SHORT EXERCISE = Set down, in full, every record in the block.

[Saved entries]
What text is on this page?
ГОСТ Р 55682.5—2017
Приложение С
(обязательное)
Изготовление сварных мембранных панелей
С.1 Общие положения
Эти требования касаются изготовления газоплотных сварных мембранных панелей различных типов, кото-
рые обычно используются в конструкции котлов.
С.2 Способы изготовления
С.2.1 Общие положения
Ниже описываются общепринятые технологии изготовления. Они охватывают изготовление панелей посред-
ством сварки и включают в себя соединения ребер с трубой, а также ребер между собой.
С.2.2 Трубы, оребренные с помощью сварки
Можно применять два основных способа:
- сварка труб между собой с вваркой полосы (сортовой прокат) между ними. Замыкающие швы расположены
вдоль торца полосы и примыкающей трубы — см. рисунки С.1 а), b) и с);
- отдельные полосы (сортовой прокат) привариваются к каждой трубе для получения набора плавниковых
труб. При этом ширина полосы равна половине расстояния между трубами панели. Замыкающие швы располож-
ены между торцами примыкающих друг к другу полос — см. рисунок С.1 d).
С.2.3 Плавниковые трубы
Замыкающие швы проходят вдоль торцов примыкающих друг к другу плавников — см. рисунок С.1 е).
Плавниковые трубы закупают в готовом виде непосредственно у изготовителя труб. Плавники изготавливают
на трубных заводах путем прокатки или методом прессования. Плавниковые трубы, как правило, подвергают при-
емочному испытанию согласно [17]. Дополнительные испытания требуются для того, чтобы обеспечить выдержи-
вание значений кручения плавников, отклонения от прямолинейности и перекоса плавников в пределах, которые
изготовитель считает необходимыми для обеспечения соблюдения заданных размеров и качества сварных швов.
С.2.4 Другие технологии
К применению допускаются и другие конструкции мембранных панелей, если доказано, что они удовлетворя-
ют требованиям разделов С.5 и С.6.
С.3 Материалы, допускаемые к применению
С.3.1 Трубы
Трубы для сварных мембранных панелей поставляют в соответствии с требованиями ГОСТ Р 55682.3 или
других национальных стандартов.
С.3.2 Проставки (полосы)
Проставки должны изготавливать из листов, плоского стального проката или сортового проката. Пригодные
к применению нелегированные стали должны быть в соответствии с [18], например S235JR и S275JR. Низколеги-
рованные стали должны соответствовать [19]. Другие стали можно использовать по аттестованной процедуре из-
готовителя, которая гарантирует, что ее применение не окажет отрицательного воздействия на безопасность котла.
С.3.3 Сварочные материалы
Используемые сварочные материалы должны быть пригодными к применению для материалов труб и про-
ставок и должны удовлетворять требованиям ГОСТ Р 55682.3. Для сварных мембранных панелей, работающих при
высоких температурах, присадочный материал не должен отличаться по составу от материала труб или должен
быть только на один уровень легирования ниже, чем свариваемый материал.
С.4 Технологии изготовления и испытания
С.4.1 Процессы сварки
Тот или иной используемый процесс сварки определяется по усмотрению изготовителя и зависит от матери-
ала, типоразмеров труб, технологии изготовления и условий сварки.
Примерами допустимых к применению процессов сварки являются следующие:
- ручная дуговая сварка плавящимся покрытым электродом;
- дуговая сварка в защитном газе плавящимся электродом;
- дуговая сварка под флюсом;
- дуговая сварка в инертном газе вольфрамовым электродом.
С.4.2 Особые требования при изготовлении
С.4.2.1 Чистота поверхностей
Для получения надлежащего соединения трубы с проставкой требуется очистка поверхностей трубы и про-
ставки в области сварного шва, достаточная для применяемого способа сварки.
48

THE COMPLETED TASK =
What text is on this page?
ГОСТ Р 55682.5—2017
Приложение С
(обязательное)
Изготовление сварных мембранных панелей
С.1 Общие положения
Эти требования касаются изготовления газоплотных сварных мембранных панелей различных типов, кото-
рые обычно используются в конструкции котлов.
С.2 Способы изготовления
С.2.1 Общие положения
Ниже описываются общепринятые технологии изготовления. Они охватывают изготовление панелей посред-
ством сварки и включают в себя соединения ребер с трубой, а также ребер между собой.
С.2.2 Трубы, оребренные с помощью сварки
Можно применять два основных способа:
- сварка труб между собой с вваркой полосы (сортовой прокат) между ними. Замыкающие швы расположены
вдоль торца полосы и примыкающей трубы — см. рисунки С.1 а), b) и с);
- отдельные полосы (сортовой прокат) привариваются к каждой трубе для получения набора плавниковых
труб. При этом ширина полосы равна половине расстояния между трубами панели. Замыкающие швы располож-
ены между торцами примыкающих друг к другу полос — см. рисунок С.1 d).
С.2.3 Плавниковые трубы
Замыкающие швы проходят вдоль торцов примыкающих друг к другу плавников — см. рисунок С.1 е).
Плавниковые трубы закупают в готовом виде непосредственно у изготовителя труб. Плавники изготавливают
на трубных заводах путем прокатки или методом прессования. Плавниковые трубы, как правило, подвергают при-
емочному испытанию согласно [17]. Дополнительные испытания требуются для того, чтобы обеспечить выдержи-
вание значений кручения плавников, отклонения от прямолинейности и перекоса плавников в пределах, которые
изготовитель считает необходимыми для обеспечения соблюдения заданных размеров и качества сварных швов.
С.2.4 Другие технологии
К применению допускаются и другие конструкции мембранных панелей, если доказано, что они удовлетворя-
ют требованиям разделов С.5 и С.6.
С.3 Материалы, допускаемые к применению
С.3.1 Трубы
Трубы для сварных мембранных панелей поставляют в соответствии с требованиями ГОСТ Р 55682.3 или
других национальных стандартов.
С.3.2 Проставки (полосы)
Проставки должны изготавливать из листов, плоского стального проката или сортового проката. Пригодные
к применению нелегированные стали должны быть в соответствии с [18], например S235JR и S275JR. Низколеги-
рованные стали должны соответствовать [19]. Другие стали можно использовать по аттестованной процедуре из-
готовителя, которая гарантирует, что ее применение не окажет отрицательного воздействия на безопасность котла.
С.3.3 Сварочные материалы
Используемые сварочные материалы должны быть пригодными к применению для материалов труб и про-
ставок и должны удовлетворять требованиям ГОСТ Р 55682.3. Для сварных мембранных панелей, работающих при
высоких температурах, присадочный материал не должен отличаться по составу от материала труб или должен
быть только на один уровень легирования ниже, чем свариваемый материал.
С.4 Технологии изготовления и испытания
С.4.1 Процессы сварки
Тот или иной используемый процесс сварки определяется по усмотрению изготовителя и зависит от матери-
ала, типоразмеров труб, технологии изготовления и условий сварки.
Примерами допустимых к применению процессов сварки являются следующие:
- ручная дуговая сварка плавящимся покрытым электродом;
- дуговая сварка в защитном газе плавящимся электродом;
- дуговая сварка под флюсом;
- дуговая сварка в инертном газе вольфрамовым электродом.
С.4.2 Особые требования при изготовлении
С.4.2.1 Чистота поверхностей
Для получения надлежащего соединения трубы с проставкой требуется очистка поверхностей трубы и про-
ставки в области сварного шва, достаточная для применяемого способа сварки.
48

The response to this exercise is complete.